◆ Task directions
Counting only lines that hold "плаванию", give the total and nothing more.

◆ Provided records
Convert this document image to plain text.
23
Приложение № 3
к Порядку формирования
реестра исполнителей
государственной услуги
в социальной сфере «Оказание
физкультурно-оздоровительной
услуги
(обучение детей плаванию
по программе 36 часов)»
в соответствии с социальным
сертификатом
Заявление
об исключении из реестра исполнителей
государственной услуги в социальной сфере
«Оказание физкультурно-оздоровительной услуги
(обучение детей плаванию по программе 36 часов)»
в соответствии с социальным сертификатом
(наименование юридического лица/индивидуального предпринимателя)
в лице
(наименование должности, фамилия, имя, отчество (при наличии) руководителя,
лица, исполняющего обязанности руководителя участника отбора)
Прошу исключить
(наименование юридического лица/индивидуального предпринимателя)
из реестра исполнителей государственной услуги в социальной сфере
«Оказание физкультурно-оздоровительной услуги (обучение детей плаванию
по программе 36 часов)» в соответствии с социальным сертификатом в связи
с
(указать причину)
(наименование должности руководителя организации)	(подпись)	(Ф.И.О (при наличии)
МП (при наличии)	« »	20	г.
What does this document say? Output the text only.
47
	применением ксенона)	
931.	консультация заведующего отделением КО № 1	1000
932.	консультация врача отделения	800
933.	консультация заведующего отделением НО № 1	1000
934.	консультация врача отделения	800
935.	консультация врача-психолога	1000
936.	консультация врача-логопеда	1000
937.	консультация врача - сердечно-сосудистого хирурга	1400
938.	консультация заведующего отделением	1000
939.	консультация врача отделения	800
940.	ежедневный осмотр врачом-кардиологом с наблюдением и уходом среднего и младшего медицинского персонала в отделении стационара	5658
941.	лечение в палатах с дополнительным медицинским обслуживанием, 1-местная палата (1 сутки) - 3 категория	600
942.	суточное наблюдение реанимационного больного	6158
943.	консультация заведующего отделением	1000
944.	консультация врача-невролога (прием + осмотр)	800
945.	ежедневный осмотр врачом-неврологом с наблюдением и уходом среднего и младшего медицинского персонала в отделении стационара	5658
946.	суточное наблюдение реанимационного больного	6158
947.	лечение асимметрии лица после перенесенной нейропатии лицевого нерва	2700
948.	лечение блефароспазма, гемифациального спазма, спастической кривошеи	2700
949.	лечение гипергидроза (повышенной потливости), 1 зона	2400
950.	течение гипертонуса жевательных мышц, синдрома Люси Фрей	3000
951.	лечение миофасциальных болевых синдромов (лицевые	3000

◆ Reply
3